-- Begin --

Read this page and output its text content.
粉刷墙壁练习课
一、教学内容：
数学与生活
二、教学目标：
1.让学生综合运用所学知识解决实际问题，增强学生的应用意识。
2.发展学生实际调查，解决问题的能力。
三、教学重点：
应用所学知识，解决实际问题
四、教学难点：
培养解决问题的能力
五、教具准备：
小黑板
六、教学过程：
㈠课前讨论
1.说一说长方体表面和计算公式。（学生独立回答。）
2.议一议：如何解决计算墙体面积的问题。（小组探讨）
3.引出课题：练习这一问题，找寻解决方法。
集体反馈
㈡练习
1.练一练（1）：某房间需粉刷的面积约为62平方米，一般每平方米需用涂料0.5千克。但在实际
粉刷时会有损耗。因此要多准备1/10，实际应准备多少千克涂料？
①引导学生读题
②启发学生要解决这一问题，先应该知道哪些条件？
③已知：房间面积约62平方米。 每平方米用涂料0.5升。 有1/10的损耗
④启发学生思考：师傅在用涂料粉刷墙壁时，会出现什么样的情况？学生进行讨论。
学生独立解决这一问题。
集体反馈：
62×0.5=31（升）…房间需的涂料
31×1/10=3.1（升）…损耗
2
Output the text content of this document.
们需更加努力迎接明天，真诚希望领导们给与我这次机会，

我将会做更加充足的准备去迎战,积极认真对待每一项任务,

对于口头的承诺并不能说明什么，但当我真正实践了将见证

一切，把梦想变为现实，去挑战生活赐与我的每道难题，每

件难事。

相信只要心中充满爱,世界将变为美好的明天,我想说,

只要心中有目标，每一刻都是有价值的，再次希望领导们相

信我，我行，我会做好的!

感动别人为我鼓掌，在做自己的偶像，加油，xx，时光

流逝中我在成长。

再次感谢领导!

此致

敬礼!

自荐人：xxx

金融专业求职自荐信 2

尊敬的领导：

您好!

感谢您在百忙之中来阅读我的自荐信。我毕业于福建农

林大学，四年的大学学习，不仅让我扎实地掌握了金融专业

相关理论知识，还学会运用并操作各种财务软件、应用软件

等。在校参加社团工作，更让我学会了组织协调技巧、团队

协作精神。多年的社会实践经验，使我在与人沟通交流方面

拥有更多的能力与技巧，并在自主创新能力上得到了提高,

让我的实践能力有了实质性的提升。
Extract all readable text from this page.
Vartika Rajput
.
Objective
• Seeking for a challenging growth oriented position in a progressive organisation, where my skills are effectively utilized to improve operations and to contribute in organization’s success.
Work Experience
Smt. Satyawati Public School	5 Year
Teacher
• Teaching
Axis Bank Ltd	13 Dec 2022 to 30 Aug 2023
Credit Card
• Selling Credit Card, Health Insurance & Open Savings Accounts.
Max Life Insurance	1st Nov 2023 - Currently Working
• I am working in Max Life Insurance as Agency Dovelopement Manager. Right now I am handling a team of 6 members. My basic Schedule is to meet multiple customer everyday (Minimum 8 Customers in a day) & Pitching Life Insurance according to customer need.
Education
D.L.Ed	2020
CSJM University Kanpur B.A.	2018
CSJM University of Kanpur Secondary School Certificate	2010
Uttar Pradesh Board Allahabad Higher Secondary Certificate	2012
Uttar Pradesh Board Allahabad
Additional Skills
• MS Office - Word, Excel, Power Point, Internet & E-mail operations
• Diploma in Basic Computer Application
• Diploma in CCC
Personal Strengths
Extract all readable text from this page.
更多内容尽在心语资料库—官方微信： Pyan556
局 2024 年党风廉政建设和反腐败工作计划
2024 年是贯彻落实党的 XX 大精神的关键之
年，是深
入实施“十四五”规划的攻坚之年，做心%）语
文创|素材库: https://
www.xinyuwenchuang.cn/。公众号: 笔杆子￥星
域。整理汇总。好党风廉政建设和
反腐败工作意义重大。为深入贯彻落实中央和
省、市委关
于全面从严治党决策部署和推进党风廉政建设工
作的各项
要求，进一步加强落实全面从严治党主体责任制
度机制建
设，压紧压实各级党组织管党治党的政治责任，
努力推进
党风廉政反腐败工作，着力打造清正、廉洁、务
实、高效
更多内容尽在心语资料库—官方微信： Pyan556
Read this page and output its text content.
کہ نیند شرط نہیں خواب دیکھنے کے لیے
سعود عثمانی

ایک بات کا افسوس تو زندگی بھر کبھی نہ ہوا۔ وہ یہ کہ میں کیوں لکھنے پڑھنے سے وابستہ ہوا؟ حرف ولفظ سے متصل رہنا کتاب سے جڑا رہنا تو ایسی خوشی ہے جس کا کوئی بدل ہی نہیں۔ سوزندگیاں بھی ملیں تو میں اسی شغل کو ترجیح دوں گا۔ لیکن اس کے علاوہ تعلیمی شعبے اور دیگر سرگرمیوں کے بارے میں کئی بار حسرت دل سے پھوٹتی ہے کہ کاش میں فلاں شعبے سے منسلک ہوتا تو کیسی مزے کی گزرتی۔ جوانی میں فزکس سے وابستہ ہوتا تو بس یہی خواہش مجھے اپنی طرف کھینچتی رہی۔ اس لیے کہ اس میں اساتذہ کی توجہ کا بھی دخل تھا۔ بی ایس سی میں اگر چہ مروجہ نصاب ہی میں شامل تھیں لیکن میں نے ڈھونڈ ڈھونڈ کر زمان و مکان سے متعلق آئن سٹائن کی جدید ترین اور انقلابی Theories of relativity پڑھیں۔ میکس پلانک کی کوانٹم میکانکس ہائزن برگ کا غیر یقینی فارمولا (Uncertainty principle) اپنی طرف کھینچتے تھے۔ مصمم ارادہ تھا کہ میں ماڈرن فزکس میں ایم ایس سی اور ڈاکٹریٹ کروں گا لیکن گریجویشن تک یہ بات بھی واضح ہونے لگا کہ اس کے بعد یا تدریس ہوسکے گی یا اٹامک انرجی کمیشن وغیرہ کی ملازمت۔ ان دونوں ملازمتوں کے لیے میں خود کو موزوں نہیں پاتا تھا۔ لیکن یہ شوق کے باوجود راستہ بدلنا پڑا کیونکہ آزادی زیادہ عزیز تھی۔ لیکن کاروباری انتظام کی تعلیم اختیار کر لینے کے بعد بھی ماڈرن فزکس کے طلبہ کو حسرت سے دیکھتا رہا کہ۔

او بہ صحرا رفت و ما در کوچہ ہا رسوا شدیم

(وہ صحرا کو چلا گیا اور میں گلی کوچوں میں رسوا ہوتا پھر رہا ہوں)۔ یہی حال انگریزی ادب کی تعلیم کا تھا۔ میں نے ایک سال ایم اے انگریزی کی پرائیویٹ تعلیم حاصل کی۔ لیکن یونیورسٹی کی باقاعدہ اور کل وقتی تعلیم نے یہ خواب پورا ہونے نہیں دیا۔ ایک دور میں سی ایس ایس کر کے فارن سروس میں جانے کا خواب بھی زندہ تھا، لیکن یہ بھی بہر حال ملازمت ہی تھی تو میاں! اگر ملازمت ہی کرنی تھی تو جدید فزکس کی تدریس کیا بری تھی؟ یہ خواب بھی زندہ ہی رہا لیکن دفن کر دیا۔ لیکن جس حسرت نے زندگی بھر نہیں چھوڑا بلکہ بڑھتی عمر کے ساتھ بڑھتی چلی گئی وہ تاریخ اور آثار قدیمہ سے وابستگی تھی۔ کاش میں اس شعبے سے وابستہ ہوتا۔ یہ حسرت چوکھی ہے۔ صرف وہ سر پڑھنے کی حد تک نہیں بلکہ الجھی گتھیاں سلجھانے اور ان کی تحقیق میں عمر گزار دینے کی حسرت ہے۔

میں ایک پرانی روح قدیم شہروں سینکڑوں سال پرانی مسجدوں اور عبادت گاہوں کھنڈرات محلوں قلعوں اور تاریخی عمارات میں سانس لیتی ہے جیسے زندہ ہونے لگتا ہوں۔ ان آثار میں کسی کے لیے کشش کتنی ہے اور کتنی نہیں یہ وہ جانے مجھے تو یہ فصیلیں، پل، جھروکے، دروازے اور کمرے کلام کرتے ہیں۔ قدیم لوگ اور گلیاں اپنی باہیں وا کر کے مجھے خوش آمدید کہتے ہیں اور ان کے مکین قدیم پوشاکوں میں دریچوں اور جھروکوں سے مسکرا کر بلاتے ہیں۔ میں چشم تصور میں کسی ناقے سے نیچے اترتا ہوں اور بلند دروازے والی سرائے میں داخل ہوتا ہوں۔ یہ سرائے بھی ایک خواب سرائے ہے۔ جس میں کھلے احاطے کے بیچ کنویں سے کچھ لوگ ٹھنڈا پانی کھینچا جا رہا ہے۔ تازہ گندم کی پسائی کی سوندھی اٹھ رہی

-- End --

> SET EXERCISE
Pull every line containing the word "Life" out of the material.

> SOLUTION FOR THIS PROBLEM
Max Life Insurance	1st Nov 2023 - Currently Working
• I am working in Max Life Insurance as Agency Dovelopement Manager. Right now I am handling a team of 6 members. My basic Schedule is to meet multiple customer everyday (Minimum 8 Customers in a day) & Pitching Life Insurance according to customer need.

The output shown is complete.